THE EXERCISE :: The records below are to be copied word for word, with every picture left out.

MATERIAL TO PROCESS ::
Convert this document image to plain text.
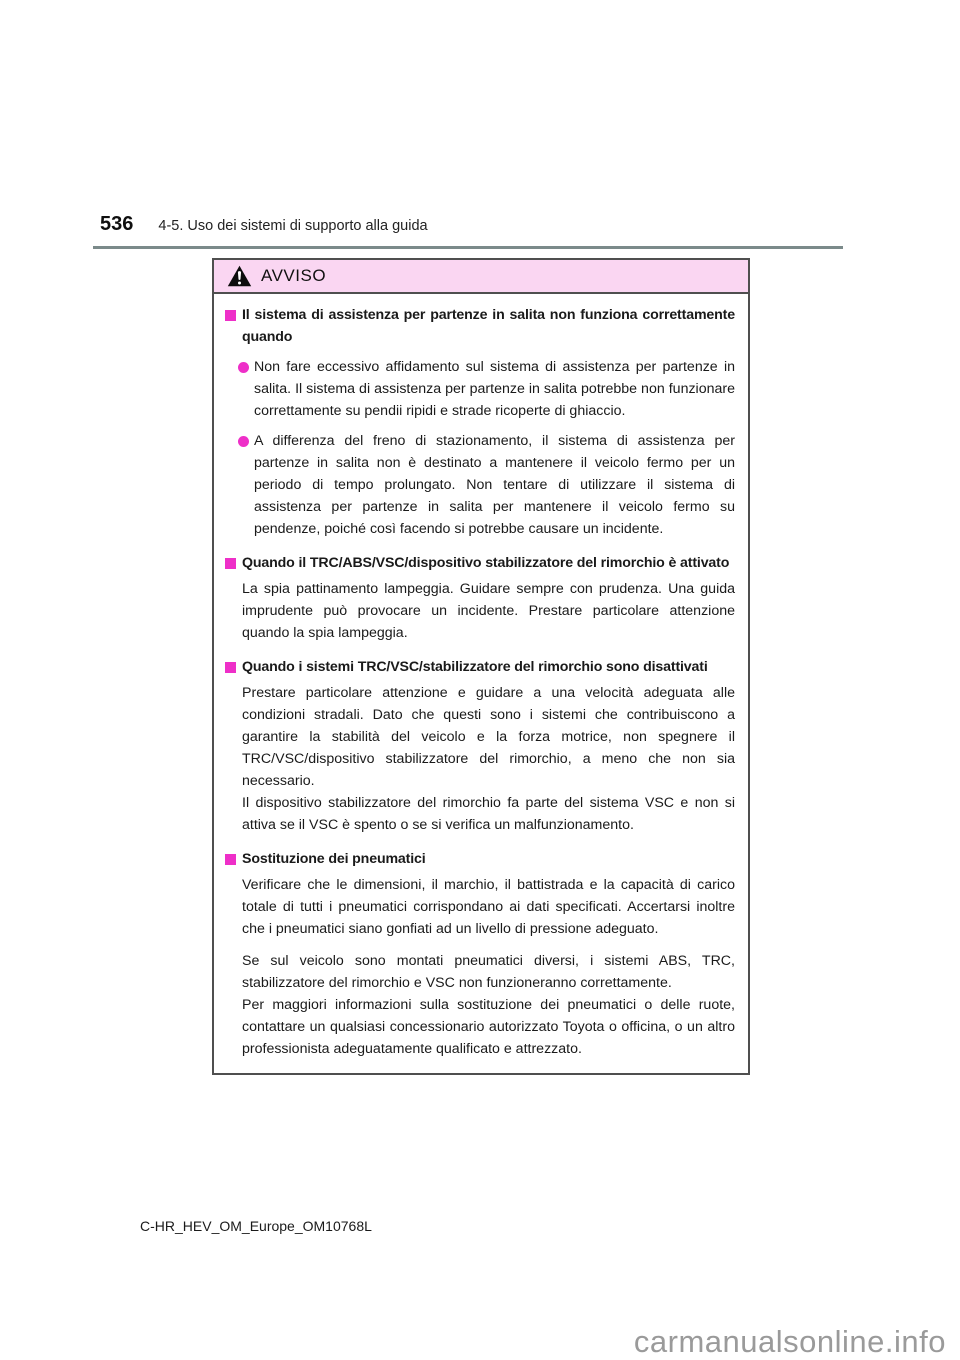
536 4-5. Uso dei sistemi di supporto alla guida
AVVISO
Il sistema di assistenza per partenze in salita non funziona correttamente quando
Non fare eccessivo affidamento sul sistema di assistenza per partenze in salita. Il sistema di assistenza per partenze in salita potrebbe non funzionare correttamente su pendii ripidi e strade ricoperte di ghiaccio.
A differenza del freno di stazionamento, il sistema di assistenza per partenze in salita non è destinato a mantenere il veicolo fermo per un periodo di tempo prolungato. Non tentare di utilizzare il sistema di assistenza per partenze in salita per mantenere il veicolo fermo su pendenze, poiché così facendo si potrebbe causare un incidente.
Quando il TRC/ABS/VSC/dispositivo stabilizzatore del rimorchio è attivato
La spia pattinamento lampeggia. Guidare sempre con prudenza. Una guida imprudente può provocare un incidente. Prestare particolare attenzione quando la spia lampeggia.
Quando i sistemi TRC/VSC/stabilizzatore del rimorchio sono disattivati
Prestare particolare attenzione e guidare a una velocità adeguata alle condizioni stradali. Dato che questi sono i sistemi che contribuiscono a garantire la stabilità del veicolo e la forza motrice, non spegnere il TRC/VSC/dispositivo stabilizzatore del rimorchio, a meno che non sia necessario.
Il dispositivo stabilizzatore del rimorchio fa parte del sistema VSC e non si attiva se il VSC è spento o se si verifica un malfunzionamento.
Sostituzione dei pneumatici
Verificare che le dimensioni, il marchio, il battistrada e la capacità di carico totale di tutti i pneumatici corrispondano ai dati specificati. Accertarsi inoltre che i pneumatici siano gonfiati ad un livello di pressione adeguato.
Se sul veicolo sono montati pneumatici diversi, i sistemi ABS, TRC, stabilizzatore del rimorchio e VSC non funzioneranno correttamente.
Per maggiori informazioni sulla sostituzione dei pneumatici o delle ruote, contattare un qualsiasi concessionario autorizzato Toyota o officina, o un altro professionista adeguatamente qualificato e attrezzato.
C-HR_HEV_OM_Europe_OM10768L
carmanualsonline.info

THE ANSWER ::
Convert this document image to plain text.
536 4-5. Uso dei sistemi di supporto alla guida
AVVISO
Il sistema di assistenza per partenze in salita non funziona correttamente quando
Non fare eccessivo affidamento sul sistema di assistenza per partenze in salita. Il sistema di assistenza per partenze in salita potrebbe non funzionare correttamente su pendii ripidi e strade ricoperte di ghiaccio.
A differenza del freno di stazionamento, il sistema di assistenza per partenze in salita non è destinato a mantenere il veicolo fermo per un periodo di tempo prolungato. Non tentare di utilizzare il sistema di assistenza per partenze in salita per mantenere il veicolo fermo su pendenze, poiché così facendo si potrebbe causare un incidente.
Quando il TRC/ABS/VSC/dispositivo stabilizzatore del rimorchio è attivato
La spia pattinamento lampeggia. Guidare sempre con prudenza. Una guida imprudente può provocare un incidente. Prestare particolare attenzione quando la spia lampeggia.
Quando i sistemi TRC/VSC/stabilizzatore del rimorchio sono disattivati
Prestare particolare attenzione e guidare a una velocità adeguata alle condizioni stradali. Dato che questi sono i sistemi che contribuiscono a garantire la stabilità del veicolo e la forza motrice, non spegnere il TRC/VSC/dispositivo stabilizzatore del rimorchio, a meno che non sia necessario.
Il dispositivo stabilizzatore del rimorchio fa parte del sistema VSC e non si attiva se il VSC è spento o se si verifica un malfunzionamento.
Sostituzione dei pneumatici
Verificare che le dimensioni, il marchio, il battistrada e la capacità di carico totale di tutti i pneumatici corrispondano ai dati specificati. Accertarsi inoltre che i pneumatici siano gonfiati ad un livello di pressione adeguato.
Se sul veicolo sono montati pneumatici diversi, i sistemi ABS, TRC, stabilizzatore del rimorchio e VSC non funzioneranno correttamente.
Per maggiori informazioni sulla sostituzione dei pneumatici o delle ruote, contattare un qualsiasi concessionario autorizzato Toyota o officina, o un altro professionista adeguatamente qualificato e attrezzato.
C-HR_HEV_OM_Europe_OM10768L
carmanualsonline.info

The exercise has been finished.